:: Work required ::
Your task is to give the records again exactly. Leave each picture out.

:: Entries shown ::

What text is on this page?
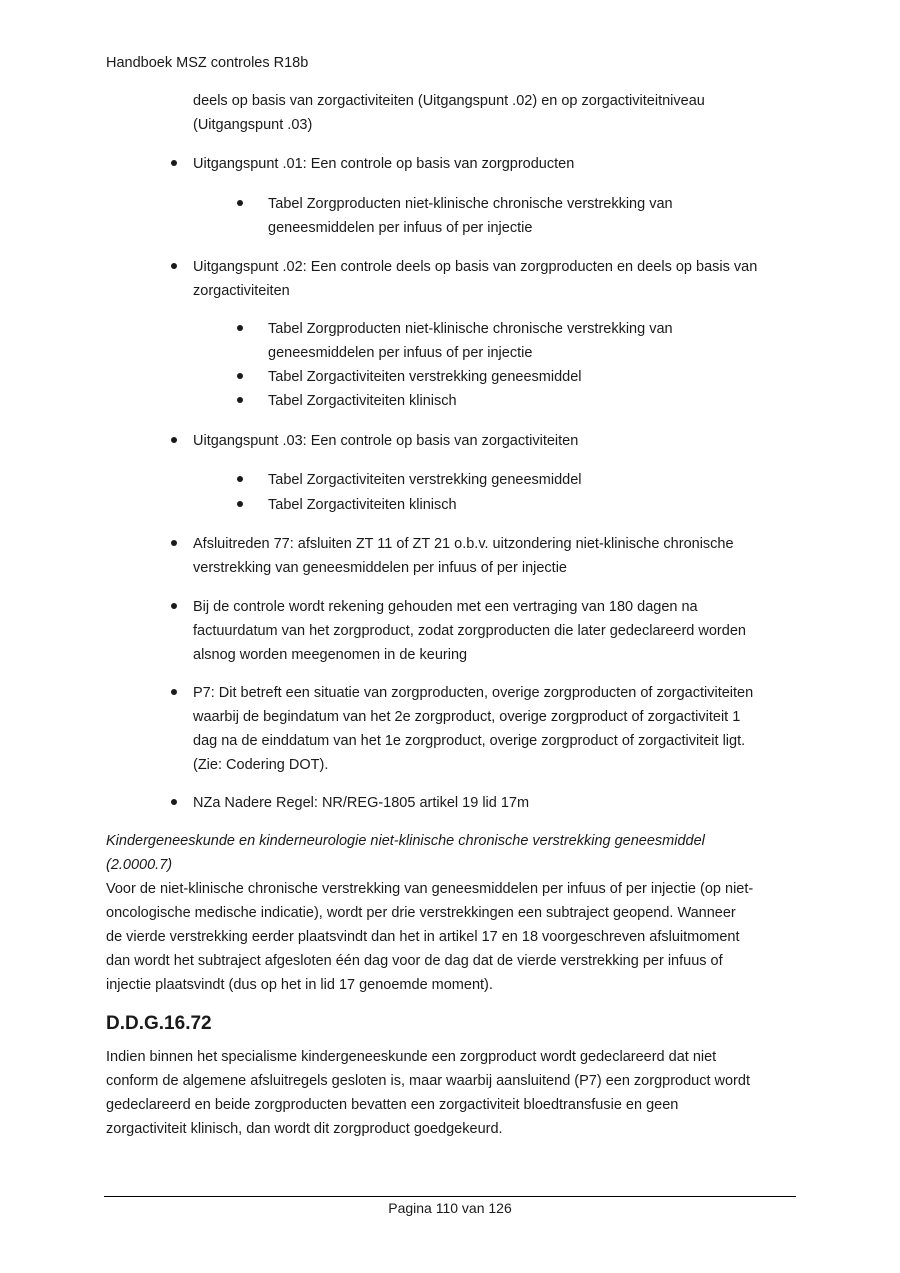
Handboek MSZ controles R18b
deels op basis van zorgactiviteiten (Uitgangspunt .02) en op zorgactiviteitniveau
(Uitgangspunt .03)
Uitgangspunt .01: Een controle op basis van zorgproducten
Tabel Zorgproducten niet-klinische chronische verstrekking van
geneesmiddelen per infuus of per injectie
Uitgangspunt .02: Een controle deels op basis van zorgproducten en deels op basis van
zorgactiviteiten
Tabel Zorgproducten niet-klinische chronische verstrekking van
geneesmiddelen per infuus of per injectie
Tabel Zorgactiviteiten verstrekking geneesmiddel
Tabel Zorgactiviteiten klinisch
Uitgangspunt .03: Een controle op basis van zorgactiviteiten
Tabel Zorgactiviteiten verstrekking geneesmiddel
Tabel Zorgactiviteiten klinisch
Afsluitreden 77: afsluiten ZT 11 of ZT 21 o.b.v. uitzondering niet-klinische chronische
verstrekking van geneesmiddelen per infuus of per injectie
Bij de controle wordt rekening gehouden met een vertraging van 180 dagen na
factuurdatum van het zorgproduct, zodat zorgproducten die later gedeclareerd worden
alsnog worden meegenomen in de keuring
P7: Dit betreft een situatie van zorgproducten, overige zorgproducten of zorgactiviteiten
waarbij de begindatum van het 2e zorgproduct, overige zorgproduct of zorgactiviteit 1
dag na de einddatum van het 1e zorgproduct, overige zorgproduct of zorgactiviteit ligt.
(Zie: Codering DOT).
NZa Nadere Regel: NR/REG-1805 artikel 19 lid 17m
Kindergeneeskunde en kinderneurologie niet-klinische chronische verstrekking geneesmiddel
(2.0000.7)
Voor de niet-klinische chronische verstrekking van geneesmiddelen per infuus of per injectie (op niet-
oncologische medische indicatie), wordt per drie verstrekkingen een subtraject geopend. Wanneer
de vierde verstrekking eerder plaatsvindt dan het in artikel 17 en 18 voorgeschreven afsluitmoment
dan wordt het subtraject afgesloten één dag voor de dag dat de vierde verstrekking per infuus of
injectie plaatsvindt (dus op het in lid 17 genoemde moment).
D.D.G.16.72
Indien binnen het specialisme kindergeneeskunde een zorgproduct wordt gedeclareerd dat niet
conform de algemene afsluitregels gesloten is, maar waarbij aansluitend (P7) een zorgproduct wordt
gedeclareerd en beide zorgproducten bevatten een zorgactiviteit bloedtransfusie en geen
zorgactiviteit klinisch, dan wordt dit zorgproduct goedgekeurd.
Pagina 110 van 126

:: Exercise result ::
What text is on this page?
Handboek MSZ controles R18b
deels op basis van zorgactiviteiten (Uitgangspunt .02) en op zorgactiviteitniveau
(Uitgangspunt .03)
Uitgangspunt .01: Een controle op basis van zorgproducten
Tabel Zorgproducten niet-klinische chronische verstrekking van
geneesmiddelen per infuus of per injectie
Uitgangspunt .02: Een controle deels op basis van zorgproducten en deels op basis van
zorgactiviteiten
Tabel Zorgproducten niet-klinische chronische verstrekking van
geneesmiddelen per infuus of per injectie
Tabel Zorgactiviteiten verstrekking geneesmiddel
Tabel Zorgactiviteiten klinisch
Uitgangspunt .03: Een controle op basis van zorgactiviteiten
Tabel Zorgactiviteiten verstrekking geneesmiddel
Tabel Zorgactiviteiten klinisch
Afsluitreden 77: afsluiten ZT 11 of ZT 21 o.b.v. uitzondering niet-klinische chronische
verstrekking van geneesmiddelen per infuus of per injectie
Bij de controle wordt rekening gehouden met een vertraging van 180 dagen na
factuurdatum van het zorgproduct, zodat zorgproducten die later gedeclareerd worden
alsnog worden meegenomen in de keuring
P7: Dit betreft een situatie van zorgproducten, overige zorgproducten of zorgactiviteiten
waarbij de begindatum van het 2e zorgproduct, overige zorgproduct of zorgactiviteit 1
dag na de einddatum van het 1e zorgproduct, overige zorgproduct of zorgactiviteit ligt.
(Zie: Codering DOT).
NZa Nadere Regel: NR/REG-1805 artikel 19 lid 17m
Kindergeneeskunde en kinderneurologie niet-klinische chronische verstrekking geneesmiddel
(2.0000.7)
Voor de niet-klinische chronische verstrekking van geneesmiddelen per infuus of per injectie (op niet-
oncologische medische indicatie), wordt per drie verstrekkingen een subtraject geopend. Wanneer
de vierde verstrekking eerder plaatsvindt dan het in artikel 17 en 18 voorgeschreven afsluitmoment
dan wordt het subtraject afgesloten één dag voor de dag dat de vierde verstrekking per infuus of
injectie plaatsvindt (dus op het in lid 17 genoemde moment).
D.D.G.16.72
Indien binnen het specialisme kindergeneeskunde een zorgproduct wordt gedeclareerd dat niet
conform de algemene afsluitregels gesloten is, maar waarbij aansluitend (P7) een zorgproduct wordt
gedeclareerd en beide zorgproducten bevatten een zorgactiviteit bloedtransfusie en geen
zorgactiviteit klinisch, dan wordt dit zorgproduct goedgekeurd.
Pagina 110 van 126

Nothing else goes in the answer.